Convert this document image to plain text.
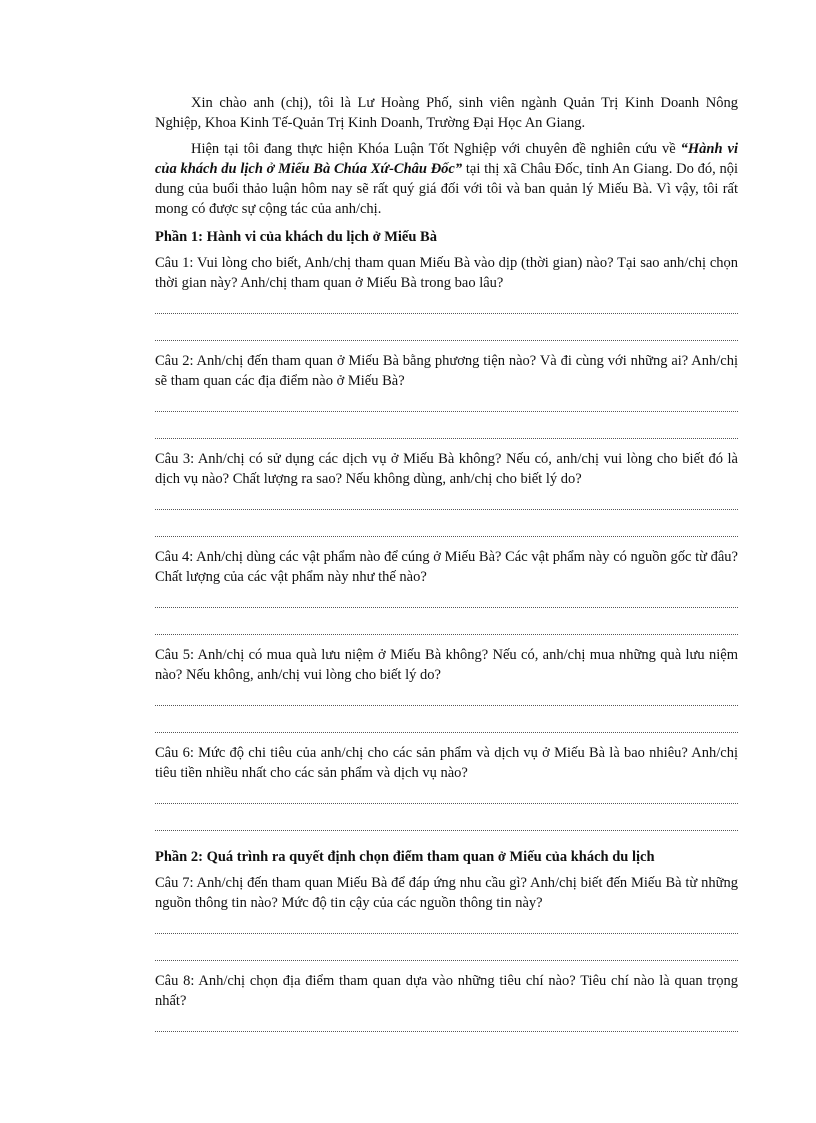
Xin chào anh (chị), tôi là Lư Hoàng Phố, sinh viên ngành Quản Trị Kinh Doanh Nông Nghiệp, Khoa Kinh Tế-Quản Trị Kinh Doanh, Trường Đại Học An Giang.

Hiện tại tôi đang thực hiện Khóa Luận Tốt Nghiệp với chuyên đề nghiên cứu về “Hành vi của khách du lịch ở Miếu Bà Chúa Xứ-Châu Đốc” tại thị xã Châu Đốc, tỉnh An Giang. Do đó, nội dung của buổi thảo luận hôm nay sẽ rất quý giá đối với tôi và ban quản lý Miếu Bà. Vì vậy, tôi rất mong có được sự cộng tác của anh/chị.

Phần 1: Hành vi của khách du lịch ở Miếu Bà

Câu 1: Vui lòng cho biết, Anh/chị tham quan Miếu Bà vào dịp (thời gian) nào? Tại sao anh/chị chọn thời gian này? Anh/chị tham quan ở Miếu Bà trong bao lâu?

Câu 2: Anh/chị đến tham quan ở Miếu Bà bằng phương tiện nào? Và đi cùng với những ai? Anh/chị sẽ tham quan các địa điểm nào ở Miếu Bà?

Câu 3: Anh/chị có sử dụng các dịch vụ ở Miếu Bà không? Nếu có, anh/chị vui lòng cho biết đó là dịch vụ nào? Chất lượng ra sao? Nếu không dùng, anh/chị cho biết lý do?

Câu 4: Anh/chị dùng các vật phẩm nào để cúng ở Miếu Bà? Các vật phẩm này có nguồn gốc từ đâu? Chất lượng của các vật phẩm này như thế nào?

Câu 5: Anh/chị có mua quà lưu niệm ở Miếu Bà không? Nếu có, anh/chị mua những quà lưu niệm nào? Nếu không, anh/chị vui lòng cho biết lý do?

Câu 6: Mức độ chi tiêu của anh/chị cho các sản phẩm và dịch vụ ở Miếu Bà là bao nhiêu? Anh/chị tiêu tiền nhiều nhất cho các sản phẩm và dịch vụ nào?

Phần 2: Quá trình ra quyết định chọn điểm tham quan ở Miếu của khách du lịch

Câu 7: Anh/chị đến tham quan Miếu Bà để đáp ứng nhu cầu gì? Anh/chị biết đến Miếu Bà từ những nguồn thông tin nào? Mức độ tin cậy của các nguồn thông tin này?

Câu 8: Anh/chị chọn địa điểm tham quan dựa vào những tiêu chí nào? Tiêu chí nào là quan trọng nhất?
* * * * *
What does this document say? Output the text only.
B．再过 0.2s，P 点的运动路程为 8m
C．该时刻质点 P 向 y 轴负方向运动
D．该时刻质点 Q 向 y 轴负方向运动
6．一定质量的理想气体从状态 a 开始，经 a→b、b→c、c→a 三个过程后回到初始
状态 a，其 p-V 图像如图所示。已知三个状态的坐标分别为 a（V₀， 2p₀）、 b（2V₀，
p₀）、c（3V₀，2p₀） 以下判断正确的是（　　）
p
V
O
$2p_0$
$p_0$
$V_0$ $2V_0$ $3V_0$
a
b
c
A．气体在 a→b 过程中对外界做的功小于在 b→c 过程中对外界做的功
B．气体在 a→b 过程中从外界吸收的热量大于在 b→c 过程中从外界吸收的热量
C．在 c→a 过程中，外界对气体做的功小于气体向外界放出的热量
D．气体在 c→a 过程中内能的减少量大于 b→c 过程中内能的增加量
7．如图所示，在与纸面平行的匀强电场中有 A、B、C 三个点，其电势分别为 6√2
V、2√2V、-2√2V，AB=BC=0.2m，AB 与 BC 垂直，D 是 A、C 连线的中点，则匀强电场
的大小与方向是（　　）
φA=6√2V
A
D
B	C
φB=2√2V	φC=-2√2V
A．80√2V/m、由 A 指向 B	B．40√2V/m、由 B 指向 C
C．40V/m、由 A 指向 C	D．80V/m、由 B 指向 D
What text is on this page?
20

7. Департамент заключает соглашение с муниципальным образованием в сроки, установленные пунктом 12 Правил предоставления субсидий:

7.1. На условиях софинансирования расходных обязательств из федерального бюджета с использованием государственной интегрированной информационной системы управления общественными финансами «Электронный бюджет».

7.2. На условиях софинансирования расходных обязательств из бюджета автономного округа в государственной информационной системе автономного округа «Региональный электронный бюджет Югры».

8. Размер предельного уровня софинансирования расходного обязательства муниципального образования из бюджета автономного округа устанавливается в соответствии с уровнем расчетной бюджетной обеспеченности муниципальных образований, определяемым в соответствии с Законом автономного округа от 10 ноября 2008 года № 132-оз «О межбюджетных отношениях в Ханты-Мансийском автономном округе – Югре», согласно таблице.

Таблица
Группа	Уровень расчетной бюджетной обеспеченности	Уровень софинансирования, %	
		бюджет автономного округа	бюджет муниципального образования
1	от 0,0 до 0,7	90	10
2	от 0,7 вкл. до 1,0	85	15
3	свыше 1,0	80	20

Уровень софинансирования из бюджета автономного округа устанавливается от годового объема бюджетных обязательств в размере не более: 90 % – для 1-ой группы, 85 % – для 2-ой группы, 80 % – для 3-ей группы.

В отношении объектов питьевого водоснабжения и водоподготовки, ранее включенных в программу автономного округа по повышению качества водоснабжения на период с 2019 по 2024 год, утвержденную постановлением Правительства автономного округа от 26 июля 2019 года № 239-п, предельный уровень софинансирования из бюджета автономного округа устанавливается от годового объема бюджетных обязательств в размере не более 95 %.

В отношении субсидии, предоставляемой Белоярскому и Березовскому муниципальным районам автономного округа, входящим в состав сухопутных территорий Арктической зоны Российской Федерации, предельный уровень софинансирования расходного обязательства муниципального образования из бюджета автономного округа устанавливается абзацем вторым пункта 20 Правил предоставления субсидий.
* * * * *
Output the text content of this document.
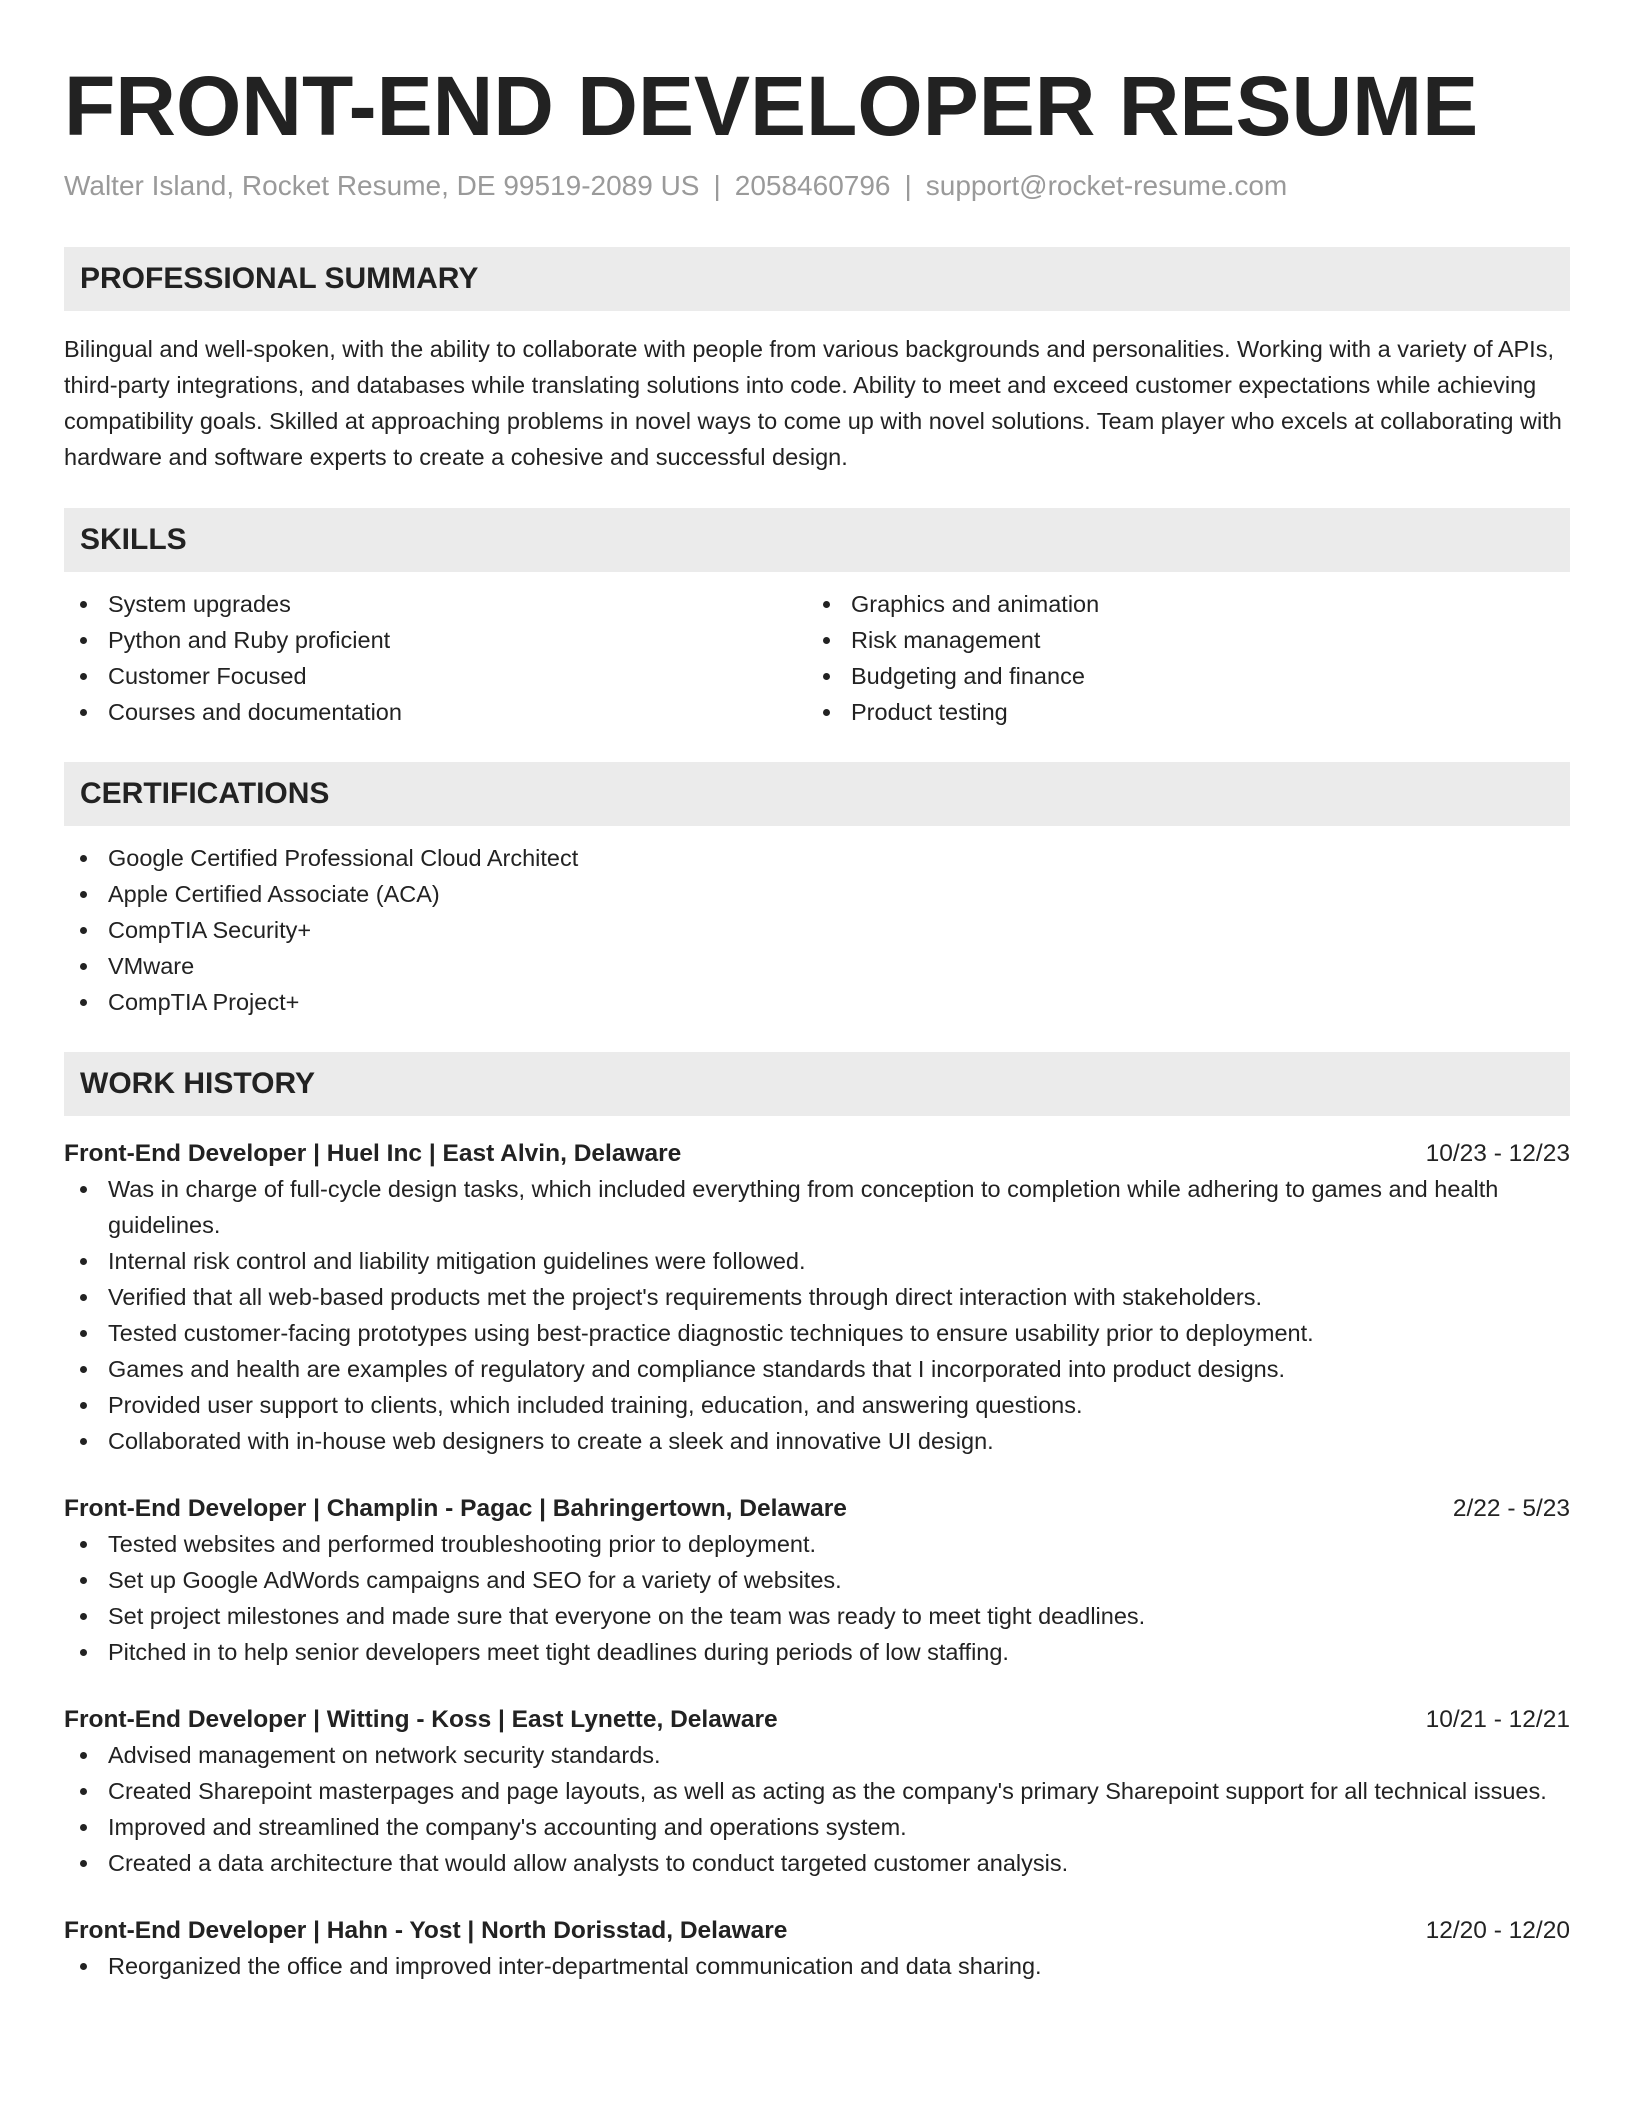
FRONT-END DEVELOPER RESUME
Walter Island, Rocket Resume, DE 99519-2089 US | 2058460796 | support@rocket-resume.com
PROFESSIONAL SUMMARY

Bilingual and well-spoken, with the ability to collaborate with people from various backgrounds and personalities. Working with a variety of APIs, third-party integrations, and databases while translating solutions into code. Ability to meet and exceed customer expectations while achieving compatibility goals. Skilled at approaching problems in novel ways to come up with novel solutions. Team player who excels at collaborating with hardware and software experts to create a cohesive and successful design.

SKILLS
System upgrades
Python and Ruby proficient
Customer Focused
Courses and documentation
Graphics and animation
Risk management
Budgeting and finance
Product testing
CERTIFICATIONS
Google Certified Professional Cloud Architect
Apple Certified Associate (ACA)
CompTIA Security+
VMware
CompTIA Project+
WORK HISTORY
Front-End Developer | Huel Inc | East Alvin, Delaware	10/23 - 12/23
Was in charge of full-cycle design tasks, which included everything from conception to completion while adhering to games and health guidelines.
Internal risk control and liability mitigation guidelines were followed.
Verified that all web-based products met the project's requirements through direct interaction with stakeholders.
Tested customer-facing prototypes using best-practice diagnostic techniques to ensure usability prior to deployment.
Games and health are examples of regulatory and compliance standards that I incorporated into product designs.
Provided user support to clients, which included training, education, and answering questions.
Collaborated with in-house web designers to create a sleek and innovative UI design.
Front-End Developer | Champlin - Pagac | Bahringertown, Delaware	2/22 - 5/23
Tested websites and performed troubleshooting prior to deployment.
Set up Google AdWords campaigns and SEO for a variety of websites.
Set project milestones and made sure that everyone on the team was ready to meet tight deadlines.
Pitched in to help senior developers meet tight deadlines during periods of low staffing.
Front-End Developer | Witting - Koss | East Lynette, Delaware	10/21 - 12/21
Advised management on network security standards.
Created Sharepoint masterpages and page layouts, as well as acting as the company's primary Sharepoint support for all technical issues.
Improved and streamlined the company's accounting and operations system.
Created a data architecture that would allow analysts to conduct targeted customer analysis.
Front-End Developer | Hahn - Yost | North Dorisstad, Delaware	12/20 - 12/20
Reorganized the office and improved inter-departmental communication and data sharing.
* * * * *
● **EXERCISE**:
Read through the lines above and collect those that contain the string "included".

● **TASK SOLUTION**:
Was in charge of full-cycle design tasks, which included everything from conception to completion while adhering to games and health guidelines.
Provided user support to clients, which included training, education, and answering questions.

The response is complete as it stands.